### Written request
Show all lines from the data that include the word "проведения".

--- Start of Extracted material ---

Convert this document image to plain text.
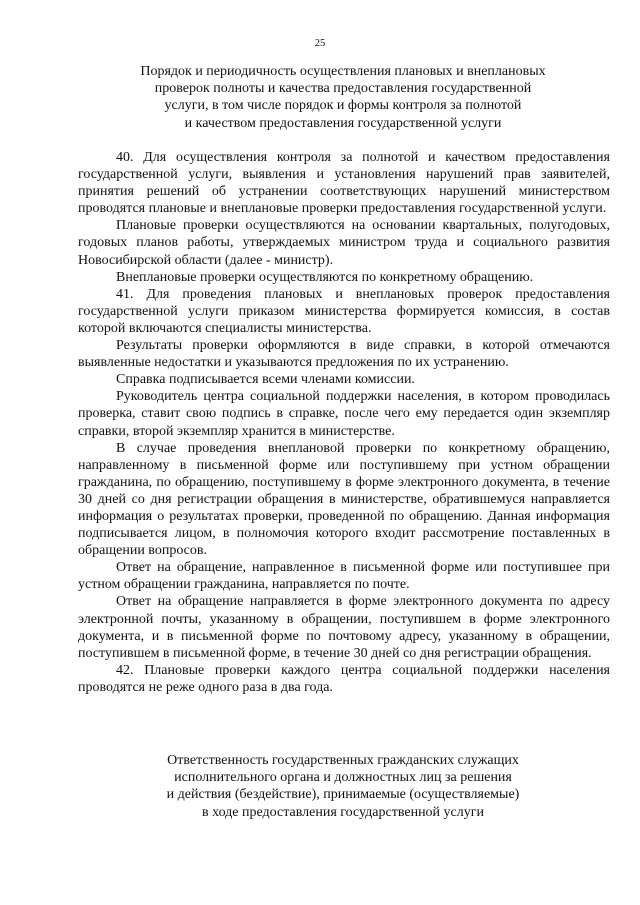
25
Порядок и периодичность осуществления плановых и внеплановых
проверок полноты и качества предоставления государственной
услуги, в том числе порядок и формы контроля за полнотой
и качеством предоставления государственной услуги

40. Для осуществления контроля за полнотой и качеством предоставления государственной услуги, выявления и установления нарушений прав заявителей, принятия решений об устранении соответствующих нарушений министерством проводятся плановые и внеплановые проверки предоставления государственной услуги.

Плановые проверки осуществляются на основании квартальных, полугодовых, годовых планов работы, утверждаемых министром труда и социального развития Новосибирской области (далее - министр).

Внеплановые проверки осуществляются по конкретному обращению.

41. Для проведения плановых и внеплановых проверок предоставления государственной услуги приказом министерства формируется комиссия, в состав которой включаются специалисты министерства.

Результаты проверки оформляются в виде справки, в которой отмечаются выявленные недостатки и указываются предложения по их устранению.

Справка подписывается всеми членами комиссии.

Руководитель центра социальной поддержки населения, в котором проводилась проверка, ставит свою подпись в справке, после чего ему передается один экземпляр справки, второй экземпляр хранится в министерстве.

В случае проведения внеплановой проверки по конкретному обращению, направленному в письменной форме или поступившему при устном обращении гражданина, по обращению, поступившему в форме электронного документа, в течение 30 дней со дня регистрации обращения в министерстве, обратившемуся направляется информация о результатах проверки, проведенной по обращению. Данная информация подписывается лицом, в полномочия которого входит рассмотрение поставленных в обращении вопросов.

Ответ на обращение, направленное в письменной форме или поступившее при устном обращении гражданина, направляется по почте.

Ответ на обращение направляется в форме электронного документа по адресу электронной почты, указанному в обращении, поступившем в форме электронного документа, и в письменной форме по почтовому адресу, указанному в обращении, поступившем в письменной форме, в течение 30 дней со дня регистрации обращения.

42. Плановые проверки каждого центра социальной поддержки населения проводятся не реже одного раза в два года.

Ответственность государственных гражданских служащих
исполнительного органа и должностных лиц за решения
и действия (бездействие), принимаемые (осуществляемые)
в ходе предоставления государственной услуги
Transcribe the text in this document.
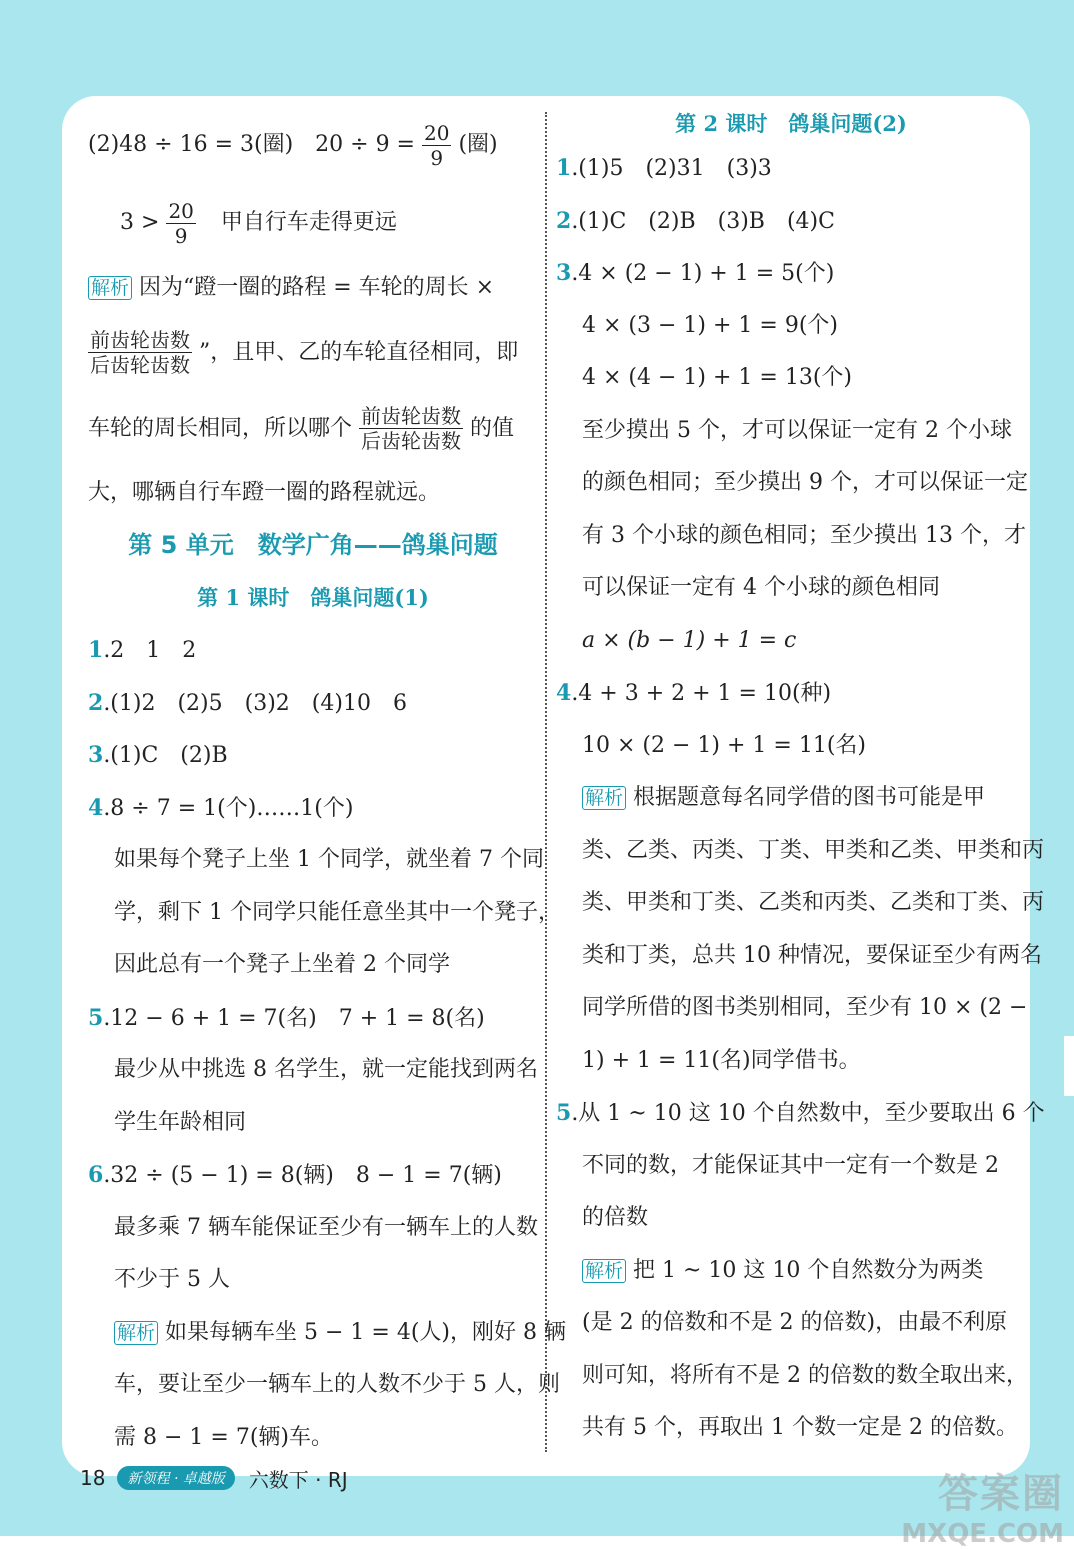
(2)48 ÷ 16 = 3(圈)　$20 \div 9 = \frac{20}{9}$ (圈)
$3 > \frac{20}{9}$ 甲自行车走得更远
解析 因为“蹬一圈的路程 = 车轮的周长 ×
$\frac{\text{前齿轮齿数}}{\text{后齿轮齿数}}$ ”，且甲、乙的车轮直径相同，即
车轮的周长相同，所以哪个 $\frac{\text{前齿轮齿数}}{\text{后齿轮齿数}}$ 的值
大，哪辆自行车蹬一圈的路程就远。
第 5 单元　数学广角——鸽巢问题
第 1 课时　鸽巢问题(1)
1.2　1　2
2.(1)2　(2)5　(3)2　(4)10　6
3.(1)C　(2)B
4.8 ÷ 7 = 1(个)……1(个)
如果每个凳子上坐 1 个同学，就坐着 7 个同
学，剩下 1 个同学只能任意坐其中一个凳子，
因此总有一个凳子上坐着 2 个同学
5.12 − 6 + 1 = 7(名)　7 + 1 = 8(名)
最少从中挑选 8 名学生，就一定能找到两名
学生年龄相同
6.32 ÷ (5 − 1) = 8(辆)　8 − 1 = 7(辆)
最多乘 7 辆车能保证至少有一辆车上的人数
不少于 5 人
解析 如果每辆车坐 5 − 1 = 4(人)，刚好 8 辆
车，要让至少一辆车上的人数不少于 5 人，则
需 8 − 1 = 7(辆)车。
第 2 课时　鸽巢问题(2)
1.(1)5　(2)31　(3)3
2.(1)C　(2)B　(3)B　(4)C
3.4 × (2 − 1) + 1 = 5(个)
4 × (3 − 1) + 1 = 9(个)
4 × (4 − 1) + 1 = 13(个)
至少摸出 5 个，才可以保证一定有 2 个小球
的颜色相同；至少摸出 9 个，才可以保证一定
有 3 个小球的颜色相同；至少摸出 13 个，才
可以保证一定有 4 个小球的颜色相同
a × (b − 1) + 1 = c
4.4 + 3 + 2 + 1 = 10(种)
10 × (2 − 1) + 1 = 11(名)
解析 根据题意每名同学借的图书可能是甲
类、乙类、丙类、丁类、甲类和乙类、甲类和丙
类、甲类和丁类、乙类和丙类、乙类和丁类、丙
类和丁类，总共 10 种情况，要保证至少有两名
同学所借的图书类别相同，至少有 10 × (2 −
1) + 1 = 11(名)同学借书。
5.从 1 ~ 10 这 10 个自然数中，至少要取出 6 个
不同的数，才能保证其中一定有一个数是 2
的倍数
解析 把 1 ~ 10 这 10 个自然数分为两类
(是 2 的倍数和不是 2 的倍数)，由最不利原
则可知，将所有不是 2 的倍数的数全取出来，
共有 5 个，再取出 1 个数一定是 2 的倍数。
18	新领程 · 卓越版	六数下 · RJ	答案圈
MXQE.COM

--- End of Extracted material ---
--- Start of Extracted material ---

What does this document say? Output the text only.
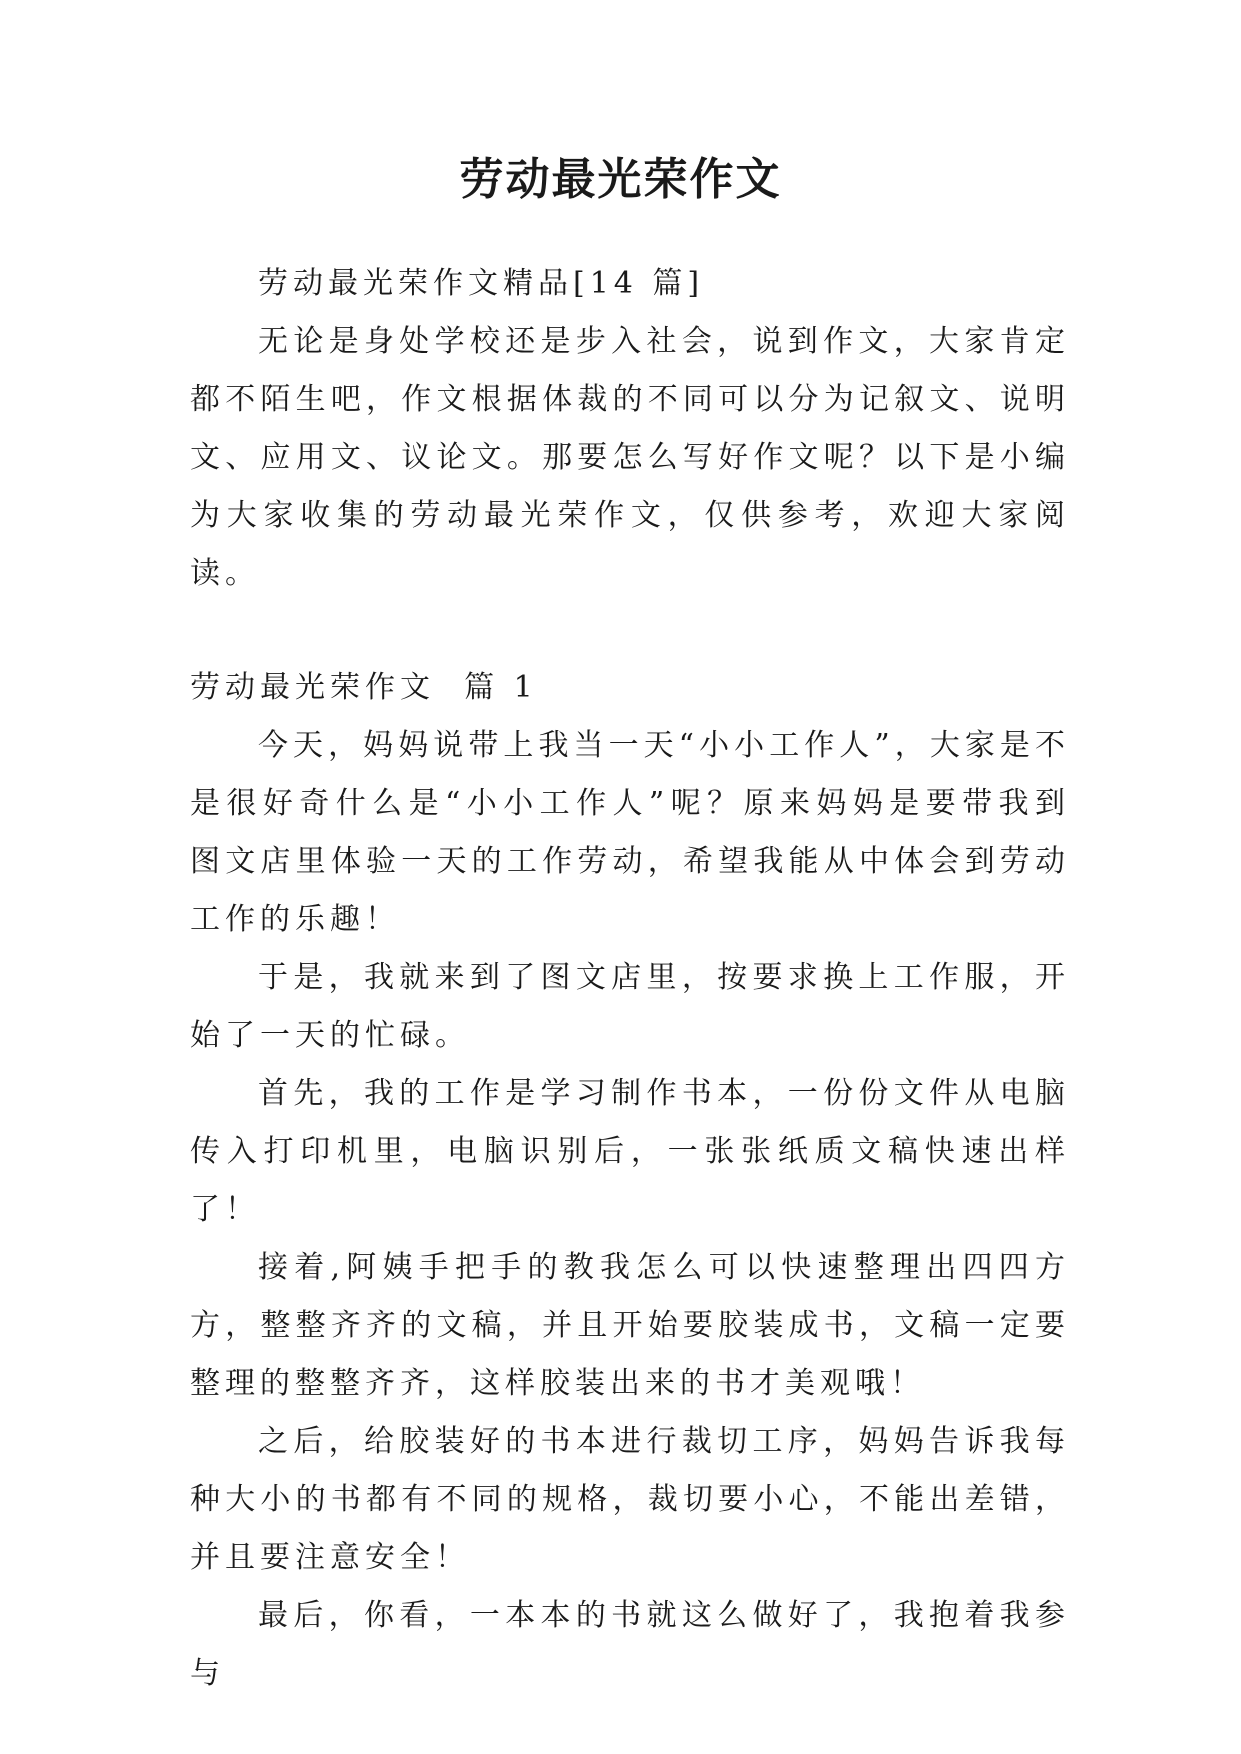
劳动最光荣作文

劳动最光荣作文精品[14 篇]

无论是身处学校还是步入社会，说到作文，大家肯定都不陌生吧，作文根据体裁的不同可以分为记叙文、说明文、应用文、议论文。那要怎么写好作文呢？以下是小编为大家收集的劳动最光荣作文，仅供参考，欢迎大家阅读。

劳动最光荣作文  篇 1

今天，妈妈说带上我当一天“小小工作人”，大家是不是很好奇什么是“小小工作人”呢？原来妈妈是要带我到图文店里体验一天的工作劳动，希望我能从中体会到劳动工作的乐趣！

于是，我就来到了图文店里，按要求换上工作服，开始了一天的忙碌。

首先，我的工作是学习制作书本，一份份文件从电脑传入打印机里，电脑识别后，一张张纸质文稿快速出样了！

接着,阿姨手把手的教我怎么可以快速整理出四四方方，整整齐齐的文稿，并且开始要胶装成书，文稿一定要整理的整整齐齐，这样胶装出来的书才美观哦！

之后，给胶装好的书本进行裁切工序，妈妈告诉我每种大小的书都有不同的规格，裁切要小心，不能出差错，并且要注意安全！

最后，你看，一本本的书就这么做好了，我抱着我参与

--- End of Extracted material ---
--- Start of Extracted material ---

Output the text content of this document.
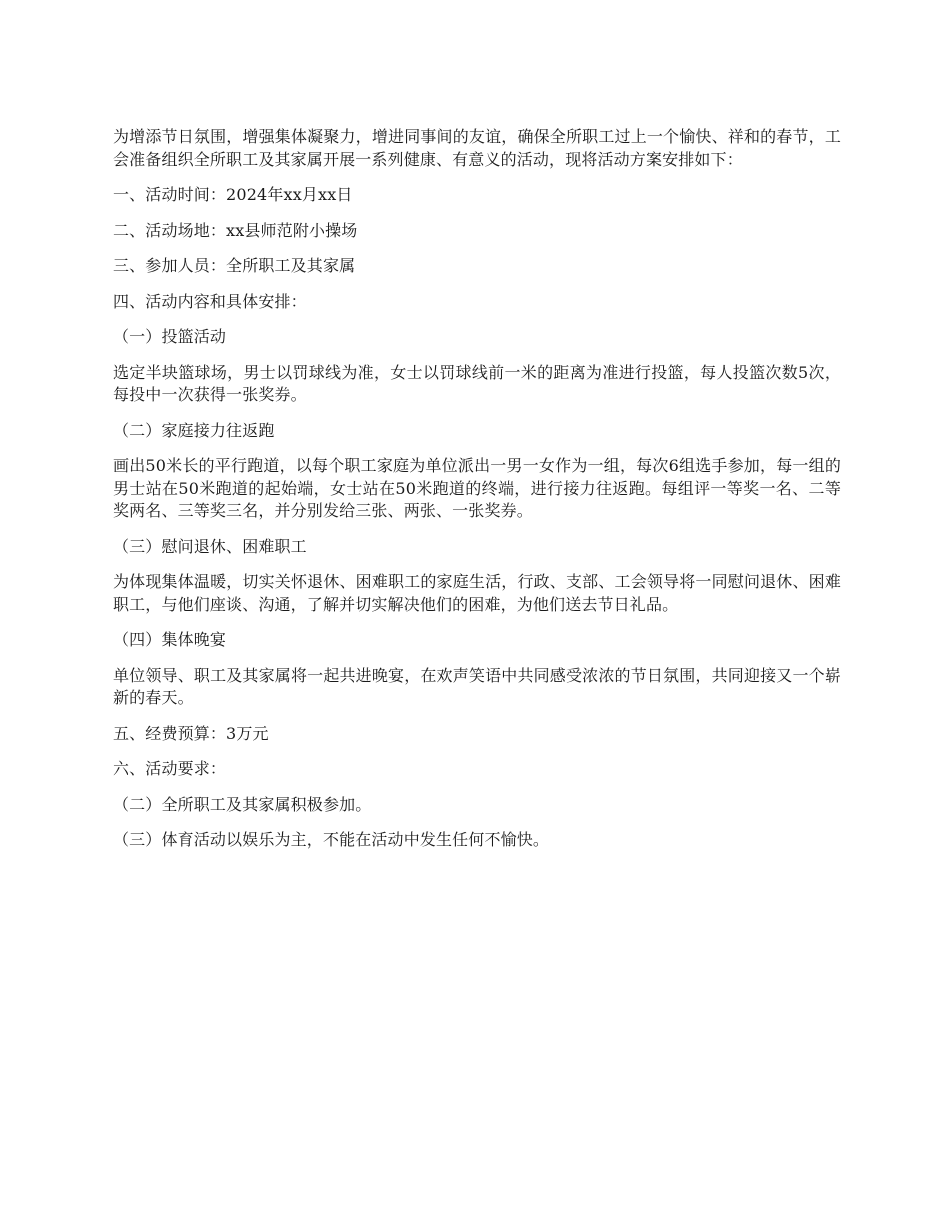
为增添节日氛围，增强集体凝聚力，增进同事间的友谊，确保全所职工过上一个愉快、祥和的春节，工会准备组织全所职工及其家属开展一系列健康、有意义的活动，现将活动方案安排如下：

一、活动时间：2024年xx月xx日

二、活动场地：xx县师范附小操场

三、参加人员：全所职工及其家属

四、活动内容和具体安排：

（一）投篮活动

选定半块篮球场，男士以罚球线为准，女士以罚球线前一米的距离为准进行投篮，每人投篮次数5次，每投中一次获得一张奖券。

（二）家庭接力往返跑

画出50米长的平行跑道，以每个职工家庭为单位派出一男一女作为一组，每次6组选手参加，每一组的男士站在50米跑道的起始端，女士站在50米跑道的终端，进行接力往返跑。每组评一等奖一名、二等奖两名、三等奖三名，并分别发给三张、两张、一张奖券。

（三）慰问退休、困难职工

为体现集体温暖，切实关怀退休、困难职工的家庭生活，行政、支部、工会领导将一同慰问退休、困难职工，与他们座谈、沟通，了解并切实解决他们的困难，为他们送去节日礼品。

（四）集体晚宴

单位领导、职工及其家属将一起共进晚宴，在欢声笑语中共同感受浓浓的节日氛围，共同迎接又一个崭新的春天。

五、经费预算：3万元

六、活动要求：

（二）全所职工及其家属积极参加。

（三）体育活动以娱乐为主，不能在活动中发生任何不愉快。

--- End of Extracted material ---

### Correct response
41. Для проведения плановых и внеплановых проверок предоставления государственной услуги приказом министерства формируется комиссия, в состав которой включаются специалисты министерства.
В случае проведения внеплановой проверки по конкретному обращению, направленному в письменной форме или поступившему при устном обращении гражданина, по обращению, поступившему в форме электронного документа, в течение 30 дней со дня регистрации обращения в министерстве, обратившемуся направляется информация о результатах проверки, проведенной по обращению. Данная информация подписывается лицом, в полномочия которого входит рассмотрение поставленных в обращении вопросов.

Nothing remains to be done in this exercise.